TASK DETAILS:
Gather the lines that hold the string "title".

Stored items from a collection

━━━━

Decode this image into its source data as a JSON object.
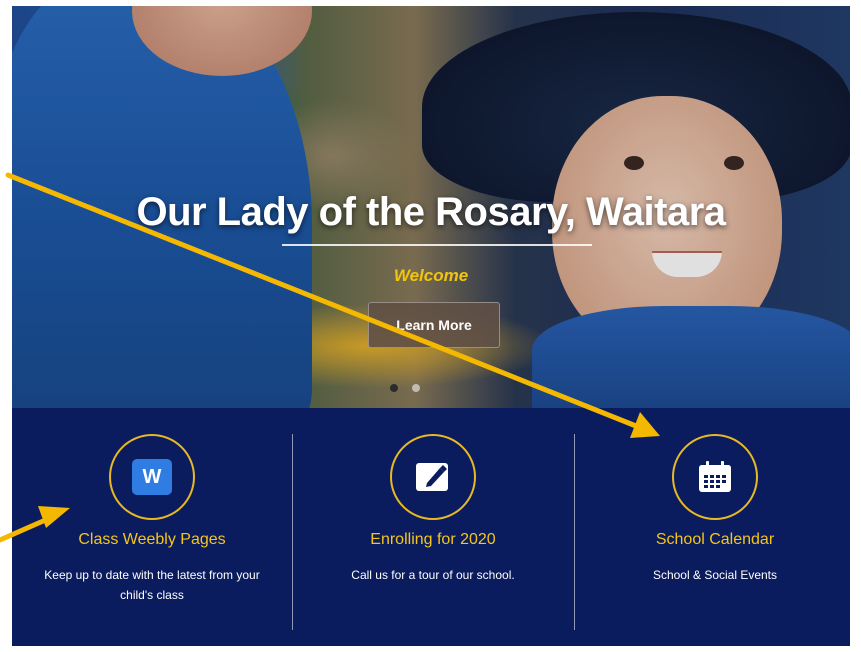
{
  "hero": {
    "title": "Our Lady of the Rosary, Waitara",
    "welcome": "Welcome",
    "button_label": "Learn More",
    "slides": 2,
    "active_slide": 1
  },
  "features": [
    {
      "icon": "weebly-icon",
      "title": "Class Weebly Pages",
      "text": "Keep up to date with the latest from your child's class"
    },
    {
      "icon": "pencil-edit-icon",
      "title": "Enrolling for 2020",
      "text": "Call us for a tour of our school."
    },
    {
      "icon": "calendar-icon",
      "title": "School Calendar",
      "text": "School & Social Events"
    }
  ],
  "colors": {
    "band": "#0b1c5e",
    "accent": "#f5c518",
    "arrow": "#f5b800"
  }
}
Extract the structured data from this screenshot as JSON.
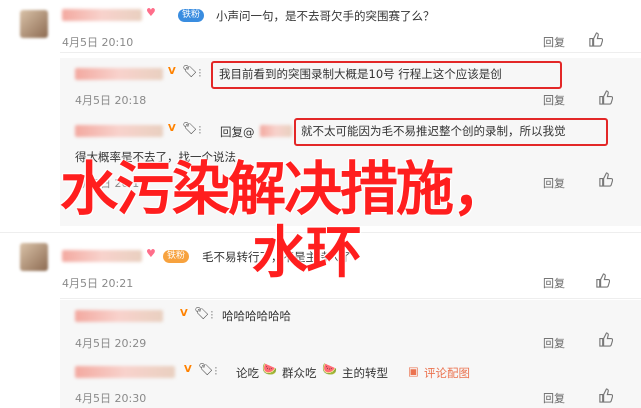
{
  "colors": {
    "accent": "#ff8200",
    "highlight_box": "#e32727",
    "overlay_text": "#ff1e1e",
    "meta": "#8a8a8a"
  },
  "comments": [
    {
      "text": "小声问一句，是不去哥欠手的突围赛了么？",
      "badge": "铁粉",
      "time": "4月5日 20:10",
      "reply": "回复",
      "icon": "thumbs-up-icon"
    },
    {
      "text": "我目前看到的突围录制大概是10号 行程上这个应该是创",
      "time": "4月5日 20:18",
      "reply": "回复",
      "icon": "thumbs-up-icon"
    },
    {
      "prefix": "回复@",
      "text": "就不太可能因为毛不易推迟整个创的录制，所以我觉",
      "time": "4月5日 20:19",
      "reply": "回复",
      "icon": "thumbs-up-icon",
      "partial_text": "得大概率是不去了，找一个说法"
    },
    {
      "text": "毛不易转行了，不是主持人了",
      "badge": "铁粉",
      "time": "4月5日 20:21",
      "reply": "回复",
      "icon": "thumbs-up-icon"
    },
    {
      "text": "哈哈哈哈哈哈",
      "time": "4月5日 20:29",
      "reply": "回复",
      "icon": "thumbs-up-icon"
    },
    {
      "text_a": "论吃",
      "text_b": "群众吃",
      "text_c": "主的转型",
      "link": "评论配图",
      "time": "4月5日 20:30",
      "reply": "回复",
      "icon": "thumbs-up-icon"
    }
  ],
  "overlay": {
    "line1": "水污染解决措施，",
    "line2": "水环"
  }
}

━━━━

EXERCISE ANSWER:
    "title": "Our Lady of the Rosary, Waitara",
      "title": "Class Weebly Pages",
      "title": "Enrolling for 2020",
      "title": "School Calendar",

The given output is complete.